# [Your task]
Go through the listing below and list every line with "date".

Some records:
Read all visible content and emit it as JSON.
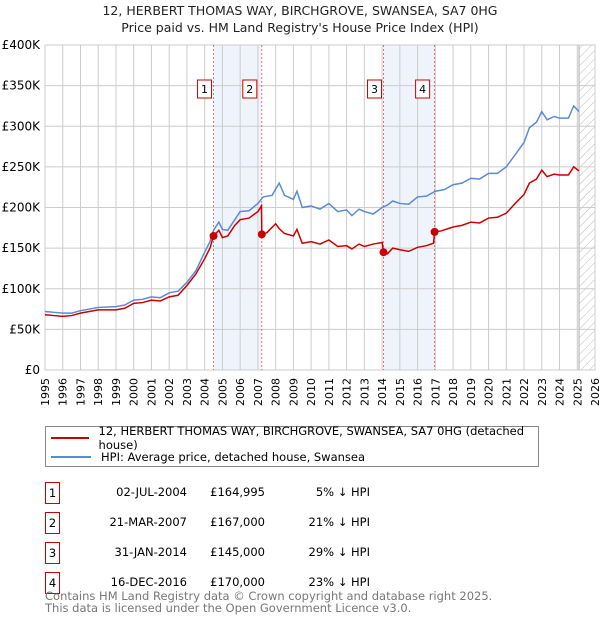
{
  "chart_data": {
    "type": "line",
    "title": "12, HERBERT THOMAS WAY, BIRCHGROVE, SWANSEA, SA7 0HG",
    "subtitle": "Price paid vs. HM Land Registry's House Price Index (HPI)",
    "xlim": [
      1995,
      2026
    ],
    "ylim": [
      0,
      400000
    ],
    "y_ticks": [
      {
        "v": 0,
        "label": "£0"
      },
      {
        "v": 50000,
        "label": "£50K"
      },
      {
        "v": 100000,
        "label": "£100K"
      },
      {
        "v": 150000,
        "label": "£150K"
      },
      {
        "v": 200000,
        "label": "£200K"
      },
      {
        "v": 250000,
        "label": "£250K"
      },
      {
        "v": 300000,
        "label": "£300K"
      },
      {
        "v": 350000,
        "label": "£350K"
      },
      {
        "v": 400000,
        "label": "£400K"
      }
    ],
    "x_ticks": [
      "1995",
      "1996",
      "1997",
      "1998",
      "1999",
      "2000",
      "2001",
      "2002",
      "2003",
      "2004",
      "2005",
      "2006",
      "2007",
      "2008",
      "2009",
      "2010",
      "2011",
      "2012",
      "2013",
      "2014",
      "2015",
      "2016",
      "2017",
      "2018",
      "2019",
      "2020",
      "2021",
      "2022",
      "2023",
      "2024",
      "2025",
      "2026"
    ],
    "grid": true,
    "hatched_from": 2025.1,
    "series": [
      {
        "name": "12, HERBERT THOMAS WAY, BIRCHGROVE, SWANSEA, SA7 0HG (detached house)",
        "color": "#cc0000",
        "x": [
          1995,
          1995.5,
          1996,
          1996.5,
          1997,
          1997.5,
          1998,
          1999,
          1999.5,
          2000,
          2000.5,
          2001,
          2001.5,
          2002,
          2002.5,
          2003,
          2003.5,
          2004,
          2004.3,
          2004.5,
          2004.8,
          2005,
          2005.3,
          2005.7,
          2006,
          2006.5,
          2007,
          2007.2,
          2007.22,
          2007.5,
          2008,
          2008.2,
          2008.5,
          2009,
          2009.2,
          2009.5,
          2010,
          2010.5,
          2011,
          2011.5,
          2012,
          2012.3,
          2012.7,
          2013,
          2013.5,
          2014,
          2014.08,
          2014.3,
          2014.6,
          2015,
          2015.5,
          2016,
          2016.5,
          2016.9,
          2016.96,
          2017.3,
          2018,
          2018.5,
          2019,
          2019.5,
          2020,
          2020.5,
          2021,
          2021.5,
          2022,
          2022.3,
          2022.7,
          2023,
          2023.3,
          2023.7,
          2024,
          2024.5,
          2024.8,
          2025.1
        ],
        "y": [
          68000,
          67000,
          66000,
          67000,
          70000,
          72000,
          74000,
          74000,
          76000,
          82000,
          83000,
          86000,
          85000,
          90000,
          92000,
          104000,
          118000,
          137000,
          150000,
          164995,
          172000,
          163000,
          165000,
          178000,
          185000,
          187000,
          195000,
          202000,
          167000,
          169000,
          180000,
          174000,
          168000,
          165000,
          173000,
          156000,
          158000,
          155000,
          160000,
          152000,
          153000,
          149000,
          155000,
          152000,
          155000,
          157000,
          145000,
          143000,
          150000,
          148000,
          146000,
          151000,
          153000,
          156000,
          170000,
          171000,
          176000,
          178000,
          182000,
          181000,
          187000,
          188000,
          193000,
          205000,
          216000,
          230000,
          235000,
          246000,
          238000,
          241000,
          240000,
          240000,
          250000,
          245000
        ]
      },
      {
        "name": "HPI: Average price, detached house, Swansea",
        "color": "#5b8bd0",
        "x": [
          1995,
          1995.5,
          1996,
          1996.5,
          1997,
          1997.5,
          1998,
          1999,
          1999.5,
          2000,
          2000.5,
          2001,
          2001.5,
          2002,
          2002.5,
          2003,
          2003.5,
          2004,
          2004.3,
          2004.5,
          2004.8,
          2005,
          2005.3,
          2005.7,
          2006,
          2006.5,
          2007,
          2007.3,
          2007.8,
          2008.2,
          2008.5,
          2009,
          2009.2,
          2009.5,
          2010,
          2010.5,
          2011,
          2011.5,
          2012,
          2012.3,
          2012.7,
          2013,
          2013.5,
          2014,
          2014.3,
          2014.6,
          2015,
          2015.5,
          2016,
          2016.5,
          2017,
          2017.5,
          2018,
          2018.5,
          2019,
          2019.5,
          2020,
          2020.5,
          2021,
          2021.5,
          2022,
          2022.3,
          2022.7,
          2023,
          2023.3,
          2023.7,
          2024,
          2024.5,
          2024.8,
          2025.1
        ],
        "y": [
          72000,
          71000,
          70000,
          70000,
          73000,
          75000,
          77000,
          78000,
          80000,
          86000,
          87000,
          90000,
          89000,
          95000,
          97000,
          108000,
          122000,
          145000,
          158000,
          172000,
          182000,
          173000,
          172000,
          185000,
          195000,
          196000,
          205000,
          213000,
          215000,
          230000,
          215000,
          210000,
          220000,
          200000,
          202000,
          198000,
          205000,
          195000,
          197000,
          190000,
          198000,
          195000,
          192000,
          200000,
          203000,
          208000,
          205000,
          204000,
          213000,
          214000,
          220000,
          222000,
          228000,
          230000,
          236000,
          235000,
          242000,
          242000,
          250000,
          265000,
          280000,
          298000,
          305000,
          318000,
          308000,
          312000,
          310000,
          310000,
          325000,
          318000
        ]
      }
    ],
    "sales": [
      {
        "n": "1",
        "x": 2004.5,
        "price": 164995,
        "date": "02-JUL-2004",
        "price_label": "£164,995",
        "hpi": "5% ↓ HPI"
      },
      {
        "n": "2",
        "x": 2007.22,
        "price": 167000,
        "date": "21-MAR-2007",
        "price_label": "£167,000",
        "hpi": "21% ↓ HPI"
      },
      {
        "n": "3",
        "x": 2014.08,
        "price": 145000,
        "date": "31-JAN-2014",
        "price_label": "£145,000",
        "hpi": "29% ↓ HPI"
      },
      {
        "n": "4",
        "x": 2016.96,
        "price": 170000,
        "date": "16-DEC-2016",
        "price_label": "£170,000",
        "hpi": "23% ↓ HPI"
      }
    ]
  },
  "footer": {
    "line1": "Contains HM Land Registry data © Crown copyright and database right 2025.",
    "line2": "This data is licensed under the Open Government Licence v3.0."
  }
}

# [Written solution]
        "date": "02-JUL-2004",
        "date": "21-MAR-2007",
        "date": "31-JAN-2014",
        "date": "16-DEC-2016",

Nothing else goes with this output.